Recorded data
============

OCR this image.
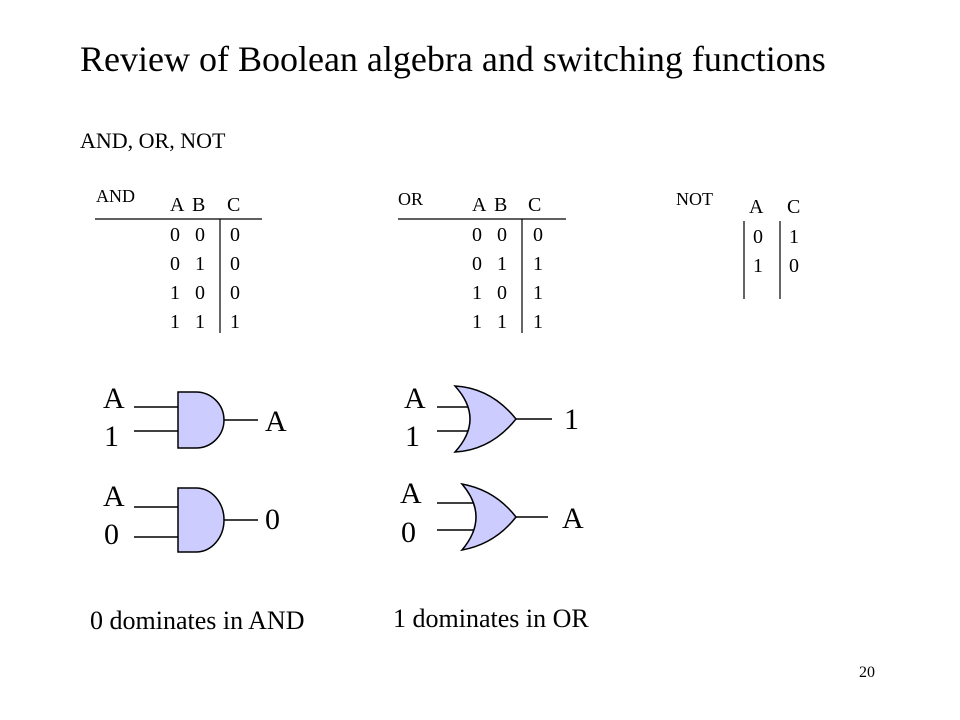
Review of Boolean algebra and switching functions
AND, OR, NOT
AND A B C
0 0 0
0 1 0
1 0 0
1 1 1
OR A B C
0 0 0
0 1 1
1 0 1
1 1 1
NOT A C
0 1
1 0
A
1	A
A
0	0
A
1
1
A
0	A
0 dominates in AND	1 dominates in OR
20
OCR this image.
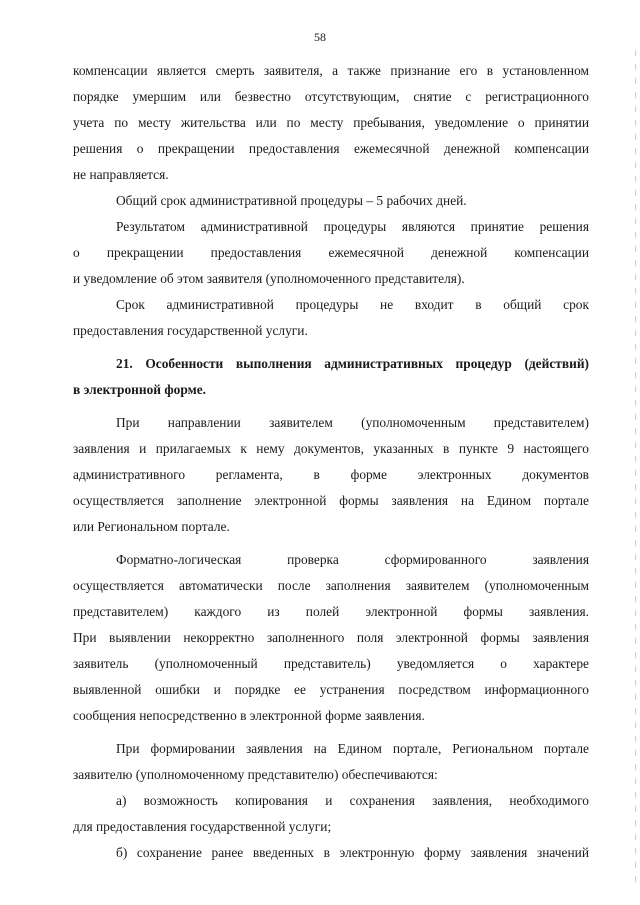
58
компенсации является смерть заявителя, а также признание его в установленном
порядке умершим или безвестно отсутствующим, снятие с регистрационного
учета по месту жительства или по месту пребывания, уведомление о принятии
решения о прекращении предоставления ежемесячной денежной компенсации
не направляется.
Общий срок административной процедуры – 5 рабочих дней.
Результатом административной процедуры являются принятие решения
о прекращении предоставления ежемесячной денежной компенсации
и уведомление об этом заявителя (уполномоченного представителя).
Срок административной процедуры не входит в общий срок
предоставления государственной услуги.
21. Особенности выполнения административных процедур (действий)
в электронной форме.
При направлении заявителем (уполномоченным представителем)
заявления и прилагаемых к нему документов, указанных в пункте 9 настоящего
административного регламента, в форме электронных документов
осуществляется заполнение электронной формы заявления на Едином портале
или Региональном портале.
Форматно-логическая проверка сформированного заявления
осуществляется автоматически после заполнения заявителем (уполномоченным
представителем) каждого из полей электронной формы заявления.
При выявлении некорректно заполненного поля электронной формы заявления
заявитель (уполномоченный представитель) уведомляется о характере
выявленной ошибки и порядке ее устранения посредством информационного
сообщения непосредственно в электронной форме заявления.
При формировании заявления на Едином портале, Региональном портале
заявителю (уполномоченному представителю) обеспечиваются:
а) возможность копирования и сохранения заявления, необходимого
для предоставления государственной услуги;
б) сохранение ранее введенных в электронную форму заявления значений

============

#### [TASK]
Transcribe every entry word for word, but skip the pictures.

#### [EXERCISE OUTPUT]
OCR this image.
Review of Boolean algebra and switching functions
AND, OR, NOT
AND A B C
0 0 0
0 1 0
1 0 0
1 1 1
OR A B C
0 0 0
0 1 1
1 0 1
1 1 1
NOT A C
0 1
1 0
A
1	A
A
0	0
A
1
1
A
0	A
0 dominates in AND	1 dominates in OR
20
OCR this image.
58
компенсации является смерть заявителя, а также признание его в установленном
порядке умершим или безвестно отсутствующим, снятие с регистрационного
учета по месту жительства или по месту пребывания, уведомление о принятии
решения о прекращении предоставления ежемесячной денежной компенсации
не направляется.
Общий срок административной процедуры – 5 рабочих дней.
Результатом административной процедуры являются принятие решения
о прекращении предоставления ежемесячной денежной компенсации
и уведомление об этом заявителя (уполномоченного представителя).
Срок административной процедуры не входит в общий срок
предоставления государственной услуги.
21. Особенности выполнения административных процедур (действий)
в электронной форме.
При направлении заявителем (уполномоченным представителем)
заявления и прилагаемых к нему документов, указанных в пункте 9 настоящего
административного регламента, в форме электронных документов
осуществляется заполнение электронной формы заявления на Едином портале
или Региональном портале.
Форматно-логическая проверка сформированного заявления
осуществляется автоматически после заполнения заявителем (уполномоченным
представителем) каждого из полей электронной формы заявления.
При выявлении некорректно заполненного поля электронной формы заявления
заявитель (уполномоченный представитель) уведомляется о характере
выявленной ошибки и порядке ее устранения посредством информационного
сообщения непосредственно в электронной форме заявления.
При формировании заявления на Едином портале, Региональном портале
заявителю (уполномоченному представителю) обеспечиваются:
а) возможность копирования и сохранения заявления, необходимого
для предоставления государственной услуги;
б) сохранение ранее введенных в электронную форму заявления значений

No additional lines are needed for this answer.